### DIRECTIONS
Continue the House of Lords debate on the Retained EU Law (Revocation and Reform) Bill amendments, starting after its final sentence.

### PAGE
(1 year, 9 months ago)
Lords ChamberThe noble Viscount is absolutely right, and I agreed with every word of his earlier contribution.
What the amendments do, instead having of a one-way impetus to the judges, is to introduce some balance to the exercise. Both these amendments would introduce two factors—they are repeated for the two scenarios—which might incline the judge in favour of caution:
“the consequences of disturbing a settled understanding of the law”
and
“the importance of legal certainty, clarity and predictability”.
The amendments give the judges more space for their judgment, which is—I am quoting the notes of the noble Lord, Lord Anderson—“after all what judges are for”. What is the point of having judges if all they have to do is read the Retained EU Law (Revocation and Reform) Bill? Good luck with that.
Then the noble Lord, Lord Anderson, says of the quotation and reference in the Explanatory Notes to the Court of Appeal case of TuneIn Inc v Warner Music Ltd that “this, I am afraid, is disingenuous and I do hope the Minister will not repeat it from the Dispatch Box”. I am looking at the Minister—the noble and learned Lord, Lord Bellamy—and hoping that he does not do that, because TuneIn was a case in which the Court of Appeal decided not to depart from the jurisprudence of the CJEU for a number of reasons which were carefully enumerated. One decisive factor was that to
“return to the drawing board and start all over again … would create considerable legal uncertainty”.

### PROVIDED MATERIAL
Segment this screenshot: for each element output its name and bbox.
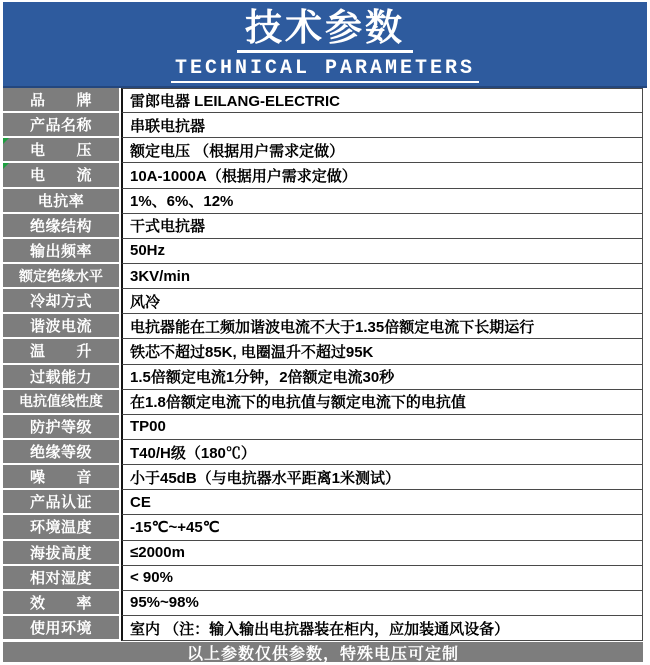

### EXERCISE RESULT
So, the judges are stressing continuity, predictability, being able to weigh up factors and not being constrained. I say to the noble Lord, Lord Hodgson, with respect, that he has got this wrong: if you say that the judges must do something and allow them to take into account only certain factors, it does not allow them to exercise their training and judgment. That is what we pay them for: to continue the law to provide the predictability that we need.
I finish by conveying that the noble Lord, Lord Anderson, wanted to register his strong support for Amendments 90 to 93 in the names of the noble and learned Lords, Lord Hope, Lord Judge and Lord Thomas. The noble Lord, Lord Anderson, said: “They know a thing or two about the pressures of business in the highest courts, and this Bill is going to create a tsunami of business for lawyers. A sturdy floodgate is needed if those courts are not to be swamped, and these amendments provide one.” I respectfully recommend these amendments to the Committee.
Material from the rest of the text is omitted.